[Saved entries]
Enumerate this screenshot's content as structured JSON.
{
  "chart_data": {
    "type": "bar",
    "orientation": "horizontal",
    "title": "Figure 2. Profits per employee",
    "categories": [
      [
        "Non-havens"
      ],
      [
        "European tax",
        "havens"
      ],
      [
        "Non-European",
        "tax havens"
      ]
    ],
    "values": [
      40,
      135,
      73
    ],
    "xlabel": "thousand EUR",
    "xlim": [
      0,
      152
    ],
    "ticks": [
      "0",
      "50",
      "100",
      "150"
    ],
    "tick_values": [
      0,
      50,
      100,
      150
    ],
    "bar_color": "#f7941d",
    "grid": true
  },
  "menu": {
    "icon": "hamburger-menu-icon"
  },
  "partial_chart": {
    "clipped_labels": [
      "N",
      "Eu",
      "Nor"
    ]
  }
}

#### Aim of the task
Reproduce each record shown above without altering a single word.

#### Exercise output
Enumerate this screenshot's content as structured JSON.
{
  "chart_data": {
    "type": "bar",
    "orientation": "horizontal",
    "title": "Figure 2. Profits per employee",
    "categories": [
      [
        "Non-havens"
      ],
      [
        "European tax",
        "havens"
      ],
      [
        "Non-European",
        "tax havens"
      ]
    ],
    "values": [
      40,
      135,
      73
    ],
    "xlabel": "thousand EUR",
    "xlim": [
      0,
      152
    ],
    "ticks": [
      "0",
      "50",
      "100",
      "150"
    ],
    "tick_values": [
      0,
      50,
      100,
      150
    ],
    "bar_color": "#f7941d",
    "grid": true
  },
  "menu": {
    "icon": "hamburger-menu-icon"
  },
  "partial_chart": {
    "clipped_labels": [
      "N",
      "Eu",
      "Nor"
    ]
  }
}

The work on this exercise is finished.